>> START

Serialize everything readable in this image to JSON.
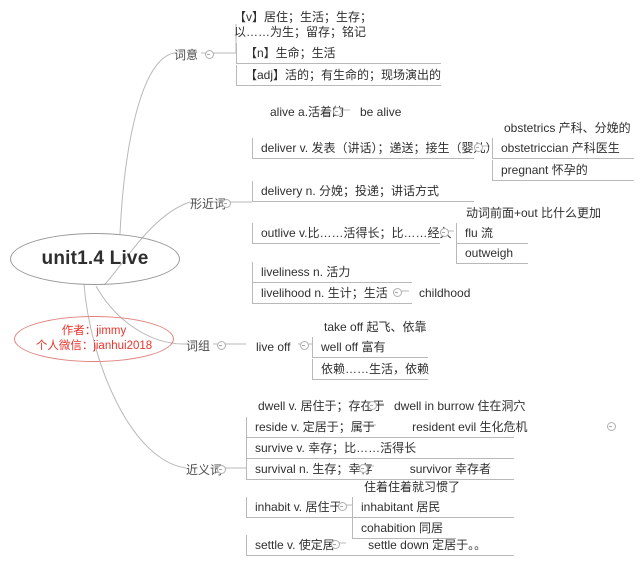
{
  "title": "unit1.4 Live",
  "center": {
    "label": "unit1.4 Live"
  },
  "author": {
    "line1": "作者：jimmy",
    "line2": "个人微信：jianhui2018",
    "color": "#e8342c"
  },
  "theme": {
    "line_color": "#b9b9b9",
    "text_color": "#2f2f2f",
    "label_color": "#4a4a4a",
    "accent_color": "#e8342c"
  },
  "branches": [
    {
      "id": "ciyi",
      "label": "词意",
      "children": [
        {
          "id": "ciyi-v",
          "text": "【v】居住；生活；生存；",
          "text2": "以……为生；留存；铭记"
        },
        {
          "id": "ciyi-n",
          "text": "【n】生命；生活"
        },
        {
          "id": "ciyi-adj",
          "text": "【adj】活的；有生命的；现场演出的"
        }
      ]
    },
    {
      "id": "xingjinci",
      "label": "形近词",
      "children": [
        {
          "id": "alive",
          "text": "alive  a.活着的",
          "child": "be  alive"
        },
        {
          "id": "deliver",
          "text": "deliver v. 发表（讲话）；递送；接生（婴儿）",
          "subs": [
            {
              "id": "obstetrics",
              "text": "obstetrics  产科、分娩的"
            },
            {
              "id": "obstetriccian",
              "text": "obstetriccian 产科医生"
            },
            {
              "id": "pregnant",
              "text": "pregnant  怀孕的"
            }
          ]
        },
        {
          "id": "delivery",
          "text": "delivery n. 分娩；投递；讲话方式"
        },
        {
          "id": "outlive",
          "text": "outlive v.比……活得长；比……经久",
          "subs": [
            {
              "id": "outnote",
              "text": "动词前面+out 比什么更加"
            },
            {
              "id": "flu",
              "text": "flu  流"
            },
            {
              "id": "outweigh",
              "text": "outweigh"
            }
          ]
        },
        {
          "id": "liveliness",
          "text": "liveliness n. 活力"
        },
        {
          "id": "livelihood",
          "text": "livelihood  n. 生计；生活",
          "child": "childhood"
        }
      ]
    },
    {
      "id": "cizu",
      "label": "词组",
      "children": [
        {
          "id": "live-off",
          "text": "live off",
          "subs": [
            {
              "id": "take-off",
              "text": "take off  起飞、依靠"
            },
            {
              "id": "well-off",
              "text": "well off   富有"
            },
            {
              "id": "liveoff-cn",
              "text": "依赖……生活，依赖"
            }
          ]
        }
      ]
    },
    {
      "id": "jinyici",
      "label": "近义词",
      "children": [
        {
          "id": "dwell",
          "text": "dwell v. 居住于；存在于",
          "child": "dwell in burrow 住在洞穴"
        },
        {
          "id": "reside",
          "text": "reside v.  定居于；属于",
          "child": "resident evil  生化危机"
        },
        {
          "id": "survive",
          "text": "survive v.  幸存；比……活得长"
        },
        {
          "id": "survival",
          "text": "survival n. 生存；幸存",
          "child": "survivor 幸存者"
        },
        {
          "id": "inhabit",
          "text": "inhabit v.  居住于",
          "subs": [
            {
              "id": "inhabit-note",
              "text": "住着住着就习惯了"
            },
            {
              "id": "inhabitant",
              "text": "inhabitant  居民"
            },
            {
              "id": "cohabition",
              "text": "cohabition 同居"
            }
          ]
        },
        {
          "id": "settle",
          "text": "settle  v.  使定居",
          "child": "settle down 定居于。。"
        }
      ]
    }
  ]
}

>> END
>> START

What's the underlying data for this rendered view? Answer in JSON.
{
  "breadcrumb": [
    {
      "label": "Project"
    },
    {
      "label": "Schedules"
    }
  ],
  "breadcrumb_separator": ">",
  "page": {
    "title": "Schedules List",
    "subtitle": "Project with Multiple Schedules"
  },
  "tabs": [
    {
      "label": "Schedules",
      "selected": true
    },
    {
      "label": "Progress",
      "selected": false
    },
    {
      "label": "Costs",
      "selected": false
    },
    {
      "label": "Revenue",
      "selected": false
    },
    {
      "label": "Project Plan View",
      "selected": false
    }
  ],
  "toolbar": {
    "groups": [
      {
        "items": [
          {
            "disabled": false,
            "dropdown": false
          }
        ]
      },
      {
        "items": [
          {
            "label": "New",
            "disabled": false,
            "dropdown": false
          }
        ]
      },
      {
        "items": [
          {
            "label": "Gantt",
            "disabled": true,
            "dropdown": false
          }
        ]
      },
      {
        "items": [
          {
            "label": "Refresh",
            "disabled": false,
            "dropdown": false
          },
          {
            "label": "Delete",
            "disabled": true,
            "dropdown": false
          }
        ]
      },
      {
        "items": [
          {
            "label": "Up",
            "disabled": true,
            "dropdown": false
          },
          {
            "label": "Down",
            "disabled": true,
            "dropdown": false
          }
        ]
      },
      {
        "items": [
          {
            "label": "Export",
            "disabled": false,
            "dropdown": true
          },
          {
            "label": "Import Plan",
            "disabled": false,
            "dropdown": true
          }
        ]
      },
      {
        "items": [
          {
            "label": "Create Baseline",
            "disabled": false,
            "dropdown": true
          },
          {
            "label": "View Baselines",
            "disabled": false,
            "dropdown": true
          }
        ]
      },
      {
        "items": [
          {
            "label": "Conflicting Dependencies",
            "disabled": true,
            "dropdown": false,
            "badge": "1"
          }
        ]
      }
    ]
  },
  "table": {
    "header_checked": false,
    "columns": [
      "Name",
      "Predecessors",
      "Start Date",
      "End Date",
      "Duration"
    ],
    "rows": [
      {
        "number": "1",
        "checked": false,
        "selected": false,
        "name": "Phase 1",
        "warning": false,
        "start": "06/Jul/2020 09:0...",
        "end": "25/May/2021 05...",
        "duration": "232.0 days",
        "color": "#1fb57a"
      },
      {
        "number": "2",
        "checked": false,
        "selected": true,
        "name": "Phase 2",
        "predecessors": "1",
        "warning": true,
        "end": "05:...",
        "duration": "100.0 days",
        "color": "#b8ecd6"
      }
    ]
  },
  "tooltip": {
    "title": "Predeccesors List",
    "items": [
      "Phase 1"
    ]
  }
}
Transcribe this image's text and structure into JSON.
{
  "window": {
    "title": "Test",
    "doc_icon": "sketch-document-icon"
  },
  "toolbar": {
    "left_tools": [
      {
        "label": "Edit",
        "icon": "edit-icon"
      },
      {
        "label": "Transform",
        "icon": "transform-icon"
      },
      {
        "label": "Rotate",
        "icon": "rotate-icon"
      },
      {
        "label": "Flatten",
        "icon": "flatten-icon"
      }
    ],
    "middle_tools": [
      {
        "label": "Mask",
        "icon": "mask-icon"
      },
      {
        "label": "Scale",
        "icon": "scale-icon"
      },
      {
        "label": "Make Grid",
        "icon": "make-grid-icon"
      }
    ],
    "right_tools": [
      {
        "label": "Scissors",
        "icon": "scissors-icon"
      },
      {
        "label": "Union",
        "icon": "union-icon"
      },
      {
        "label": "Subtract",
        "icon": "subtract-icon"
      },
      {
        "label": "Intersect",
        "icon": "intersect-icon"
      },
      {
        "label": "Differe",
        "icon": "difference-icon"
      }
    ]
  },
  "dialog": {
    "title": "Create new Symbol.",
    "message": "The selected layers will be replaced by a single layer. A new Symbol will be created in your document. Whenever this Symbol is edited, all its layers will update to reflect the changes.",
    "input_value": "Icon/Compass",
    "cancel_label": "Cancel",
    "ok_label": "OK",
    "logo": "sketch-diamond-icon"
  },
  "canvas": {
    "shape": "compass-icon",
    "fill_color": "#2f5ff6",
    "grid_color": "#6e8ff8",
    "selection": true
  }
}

>> END

WHAT YOU NEED TO DO:
Copy out each line in the listing that has the word "days".

EXPECTED ANSWER:
        "duration": "232.0 days",
        "duration": "100.0 days",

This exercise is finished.